+++ Given data

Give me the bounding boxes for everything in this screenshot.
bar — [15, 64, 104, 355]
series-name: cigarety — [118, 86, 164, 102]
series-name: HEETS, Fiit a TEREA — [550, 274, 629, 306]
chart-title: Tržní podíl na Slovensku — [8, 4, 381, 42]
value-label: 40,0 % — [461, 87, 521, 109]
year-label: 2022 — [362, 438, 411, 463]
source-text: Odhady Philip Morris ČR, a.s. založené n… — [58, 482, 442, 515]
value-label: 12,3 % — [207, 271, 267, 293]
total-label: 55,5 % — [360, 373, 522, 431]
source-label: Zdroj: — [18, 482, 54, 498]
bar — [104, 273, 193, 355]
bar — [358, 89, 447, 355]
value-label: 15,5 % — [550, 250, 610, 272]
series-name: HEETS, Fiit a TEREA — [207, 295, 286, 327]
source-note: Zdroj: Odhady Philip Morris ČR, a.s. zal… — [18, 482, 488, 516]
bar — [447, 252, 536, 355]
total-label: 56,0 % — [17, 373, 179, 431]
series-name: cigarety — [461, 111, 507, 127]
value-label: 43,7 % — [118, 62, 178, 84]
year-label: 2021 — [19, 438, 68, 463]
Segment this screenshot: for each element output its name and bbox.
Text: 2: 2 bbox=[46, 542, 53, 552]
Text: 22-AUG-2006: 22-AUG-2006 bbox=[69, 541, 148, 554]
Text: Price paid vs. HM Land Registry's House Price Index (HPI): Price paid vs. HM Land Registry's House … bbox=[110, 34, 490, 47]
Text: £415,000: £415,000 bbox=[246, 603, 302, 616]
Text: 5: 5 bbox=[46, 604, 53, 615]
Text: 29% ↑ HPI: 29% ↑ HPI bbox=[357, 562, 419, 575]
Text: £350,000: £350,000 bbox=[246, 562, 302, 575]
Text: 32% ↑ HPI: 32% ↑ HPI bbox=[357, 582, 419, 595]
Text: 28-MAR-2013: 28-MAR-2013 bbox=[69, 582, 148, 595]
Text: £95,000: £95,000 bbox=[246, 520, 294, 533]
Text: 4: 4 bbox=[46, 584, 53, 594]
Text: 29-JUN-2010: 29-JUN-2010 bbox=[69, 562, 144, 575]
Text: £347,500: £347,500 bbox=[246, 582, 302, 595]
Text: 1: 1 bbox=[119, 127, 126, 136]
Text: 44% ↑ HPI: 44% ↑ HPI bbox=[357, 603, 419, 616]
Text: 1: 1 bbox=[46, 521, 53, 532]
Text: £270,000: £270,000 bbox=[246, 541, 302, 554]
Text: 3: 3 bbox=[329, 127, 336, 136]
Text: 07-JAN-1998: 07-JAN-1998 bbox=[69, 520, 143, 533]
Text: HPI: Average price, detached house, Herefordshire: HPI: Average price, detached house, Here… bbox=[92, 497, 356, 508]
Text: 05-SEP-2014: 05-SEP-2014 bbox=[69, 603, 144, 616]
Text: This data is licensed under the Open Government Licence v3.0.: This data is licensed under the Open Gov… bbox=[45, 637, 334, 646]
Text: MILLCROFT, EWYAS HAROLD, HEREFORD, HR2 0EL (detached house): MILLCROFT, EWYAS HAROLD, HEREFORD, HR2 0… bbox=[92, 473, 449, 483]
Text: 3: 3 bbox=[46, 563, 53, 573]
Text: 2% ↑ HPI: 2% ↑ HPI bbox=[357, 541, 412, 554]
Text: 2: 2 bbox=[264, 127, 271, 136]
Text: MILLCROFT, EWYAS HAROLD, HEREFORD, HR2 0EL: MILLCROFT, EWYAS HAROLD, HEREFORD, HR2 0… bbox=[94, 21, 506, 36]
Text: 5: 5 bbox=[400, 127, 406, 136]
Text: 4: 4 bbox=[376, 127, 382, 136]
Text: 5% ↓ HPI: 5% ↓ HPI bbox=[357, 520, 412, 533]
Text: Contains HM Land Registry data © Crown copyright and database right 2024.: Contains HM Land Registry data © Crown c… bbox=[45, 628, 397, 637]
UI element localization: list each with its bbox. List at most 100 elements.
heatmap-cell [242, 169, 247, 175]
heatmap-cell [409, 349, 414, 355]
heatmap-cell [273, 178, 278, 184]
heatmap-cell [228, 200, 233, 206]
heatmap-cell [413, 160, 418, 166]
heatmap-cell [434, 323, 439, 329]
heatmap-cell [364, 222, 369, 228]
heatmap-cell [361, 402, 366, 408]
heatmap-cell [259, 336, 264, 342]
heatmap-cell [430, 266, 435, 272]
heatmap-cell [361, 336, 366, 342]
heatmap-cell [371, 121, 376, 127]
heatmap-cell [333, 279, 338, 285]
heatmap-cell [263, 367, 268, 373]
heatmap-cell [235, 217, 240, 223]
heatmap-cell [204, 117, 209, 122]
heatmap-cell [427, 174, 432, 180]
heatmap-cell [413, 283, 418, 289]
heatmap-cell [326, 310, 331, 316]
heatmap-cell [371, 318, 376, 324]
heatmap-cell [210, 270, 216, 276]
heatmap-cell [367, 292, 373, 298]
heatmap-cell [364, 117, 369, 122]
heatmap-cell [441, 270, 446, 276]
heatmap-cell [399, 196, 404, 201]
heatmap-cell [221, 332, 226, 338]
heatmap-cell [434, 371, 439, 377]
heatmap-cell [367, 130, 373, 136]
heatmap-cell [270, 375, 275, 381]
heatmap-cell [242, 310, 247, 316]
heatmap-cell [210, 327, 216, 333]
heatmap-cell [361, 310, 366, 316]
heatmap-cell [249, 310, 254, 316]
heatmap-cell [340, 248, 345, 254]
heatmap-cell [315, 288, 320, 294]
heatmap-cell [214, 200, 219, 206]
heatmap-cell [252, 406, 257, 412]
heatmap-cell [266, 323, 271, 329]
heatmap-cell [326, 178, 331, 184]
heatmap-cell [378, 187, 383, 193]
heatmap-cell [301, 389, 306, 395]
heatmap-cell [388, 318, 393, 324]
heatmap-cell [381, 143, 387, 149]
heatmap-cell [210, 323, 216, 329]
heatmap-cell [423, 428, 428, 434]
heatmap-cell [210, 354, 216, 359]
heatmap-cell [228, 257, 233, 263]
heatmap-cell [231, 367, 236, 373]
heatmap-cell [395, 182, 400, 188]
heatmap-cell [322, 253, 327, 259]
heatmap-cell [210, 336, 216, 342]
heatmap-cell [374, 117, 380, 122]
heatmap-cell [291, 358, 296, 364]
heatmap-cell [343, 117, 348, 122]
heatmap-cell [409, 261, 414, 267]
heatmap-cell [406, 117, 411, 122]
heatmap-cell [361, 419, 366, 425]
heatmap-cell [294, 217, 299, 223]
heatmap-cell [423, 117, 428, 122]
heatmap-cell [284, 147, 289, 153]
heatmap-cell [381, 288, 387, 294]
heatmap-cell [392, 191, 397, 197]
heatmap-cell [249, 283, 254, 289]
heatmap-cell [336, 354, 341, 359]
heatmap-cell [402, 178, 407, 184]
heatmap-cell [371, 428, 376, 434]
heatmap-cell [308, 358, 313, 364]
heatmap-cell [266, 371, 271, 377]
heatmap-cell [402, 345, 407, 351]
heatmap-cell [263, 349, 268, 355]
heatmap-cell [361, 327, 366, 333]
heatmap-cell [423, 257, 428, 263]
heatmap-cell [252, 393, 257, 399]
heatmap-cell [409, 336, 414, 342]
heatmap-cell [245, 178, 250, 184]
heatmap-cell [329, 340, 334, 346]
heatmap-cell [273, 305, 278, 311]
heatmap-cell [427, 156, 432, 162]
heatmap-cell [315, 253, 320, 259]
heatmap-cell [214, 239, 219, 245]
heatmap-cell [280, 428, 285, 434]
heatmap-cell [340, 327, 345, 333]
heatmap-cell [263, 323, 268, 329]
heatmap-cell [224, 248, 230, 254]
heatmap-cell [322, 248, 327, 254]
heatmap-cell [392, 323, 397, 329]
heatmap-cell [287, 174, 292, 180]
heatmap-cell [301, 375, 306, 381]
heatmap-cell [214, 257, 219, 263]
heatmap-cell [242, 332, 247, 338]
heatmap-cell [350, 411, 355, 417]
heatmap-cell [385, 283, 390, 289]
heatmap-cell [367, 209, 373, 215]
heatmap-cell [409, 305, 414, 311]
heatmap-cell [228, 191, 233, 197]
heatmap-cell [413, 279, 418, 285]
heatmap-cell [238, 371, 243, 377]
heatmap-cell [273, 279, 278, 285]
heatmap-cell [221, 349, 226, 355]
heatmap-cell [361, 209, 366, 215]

++++++

• _Required task_: Express the items from the first line through the line containing "chart-title: Tržní podíl" as a numbered list, including both of those lines and leaving out any blank lines.

• _Solution to this task_:
1. Give me the bounding boxes for everything in this screenshot.
2. bar — [15, 64, 104, 355]
3. series-name: cigarety — [118, 86, 164, 102]
4. series-name: HEETS, Fiit a TEREA — [550, 274, 629, 306]
5. chart-title: Tržní podíl na Slovensku — [8, 4, 381, 42]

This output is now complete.